### DATA:
*** Begin section ***

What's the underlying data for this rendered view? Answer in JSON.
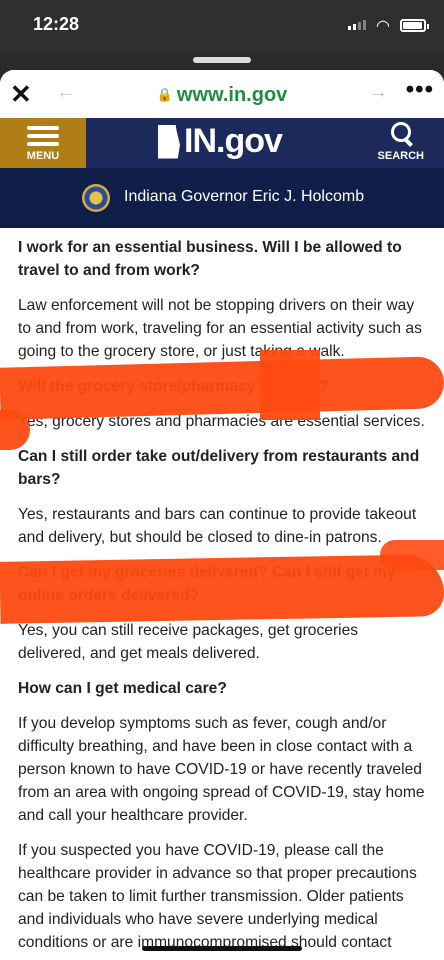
{
  "status_bar": {
    "time": "12:28"
  },
  "browser": {
    "url": "www.in.gov",
    "close_glyph": "✕",
    "back_glyph": "←",
    "forward_glyph": "→",
    "more_glyph": "•••"
  },
  "site_header": {
    "menu_label": "MENU",
    "logo_text": "IN.gov",
    "search_label": "SEARCH"
  },
  "agency_bar": {
    "title": "Indiana Governor Eric J. Holcomb"
  },
  "faq": [
    {
      "q": "I work for an essential business. Will I be allowed to travel to and from work?",
      "a": "Law enforcement will not be stopping drivers on their way to and from work, traveling for an essential activity such as going to the grocery store, or just taking a walk."
    },
    {
      "q": "Will the grocery store/pharmacy be open?",
      "a": "Yes, grocery stores and pharmacies are essential services."
    },
    {
      "q": "Can I still order take out/delivery from restaurants and bars?",
      "a": "Yes, restaurants and bars can continue to provide takeout and delivery, but should be closed to dine-in patrons."
    },
    {
      "q": "Can I get my groceries delivered? Can I still get my online orders delivered?",
      "a": "Yes, you can still receive packages, get groceries delivered, and get meals delivered."
    },
    {
      "q": "How can I get medical care?",
      "a": "If you develop symptoms such as fever, cough and/or difficulty breathing, and have been in close contact with a person known to have COVID-19 or have recently traveled from an area with ongoing spread of COVID-19, stay home and call your healthcare provider.",
      "a2": "If you suspected you have COVID-19, please call the healthcare provider in advance so that proper precautions can be taken to limit further transmission. Older patients and individuals who have severe underlying medical conditions or are immunocompromised should contact"
    }
  ],
  "colors": {
    "header_navy": "#1c2a5c",
    "menu_gold": "#b07e16",
    "url_green": "#1e8e3e",
    "scribble_orange": "#ff4a12"
  }
}
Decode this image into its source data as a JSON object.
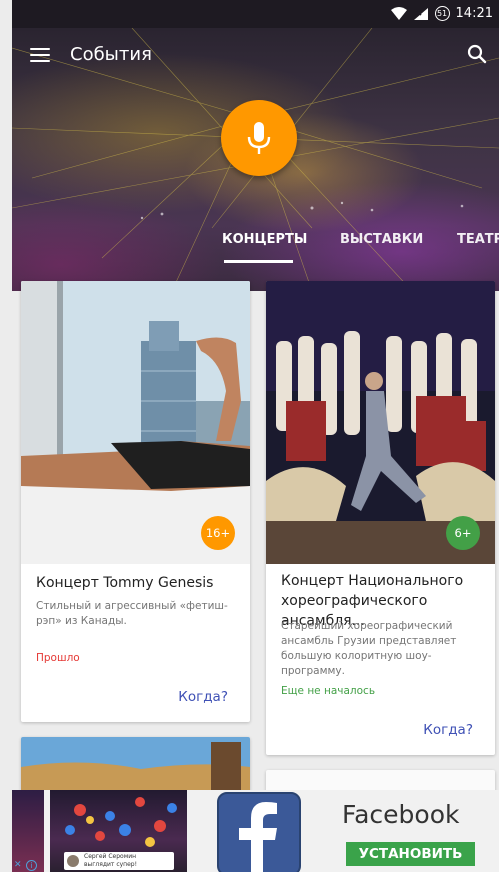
{
  "status_bar": {
    "time": "14:21",
    "battery_level": "51"
  },
  "app_bar": {
    "title": "События",
    "menu_icon": "menu-icon",
    "search_icon": "search-icon"
  },
  "hero": {
    "mic_icon": "microphone-icon",
    "accent": "#ff9800"
  },
  "tabs": [
    {
      "label": "КОНЦЕРТЫ",
      "active": true
    },
    {
      "label": "ВЫСТАВКИ",
      "active": false
    },
    {
      "label": "ТЕАТРЫ",
      "active": false
    }
  ],
  "cards": [
    {
      "title": "Концерт Tommy Genesis",
      "description": "Стильный и агрессивный «фетиш-рэп» из Канады.",
      "status": "Прошло",
      "status_color": "#e53935",
      "age": "16+",
      "age_color": "#ff9800",
      "when_label": "Когда?"
    },
    {
      "title": "Концерт Национального хореографического ансамбля...",
      "description": "Старейший хореографический ансамбль Грузии представляет большую колоритную шоу-программу.",
      "status": "Еще не началось",
      "status_color": "#43a047",
      "age": "6+",
      "age_color": "#43a047",
      "when_label": "Когда?"
    }
  ],
  "ad": {
    "close": "✕",
    "info": "i",
    "caption_name": "Сергей Серомин",
    "caption_text": "выглядит супер!",
    "brand": "Facebook",
    "install_label": "УСТАНОВИТЬ",
    "install_color": "#3aa34a"
  }
}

*** End section ***

### WHAT THE TASK REQUIRES:
Which lines of the records contain "grocery"? Show each of them.

### COMPLETED TASK:
      "a": "Law enforcement will not be stopping drivers on their way to and from work, traveling for an essential activity such as going to the grocery store, or just taking a walk."
      "q": "Will the grocery store/pharmacy be open?",
      "a": "Yes, grocery stores and pharmacies are essential services."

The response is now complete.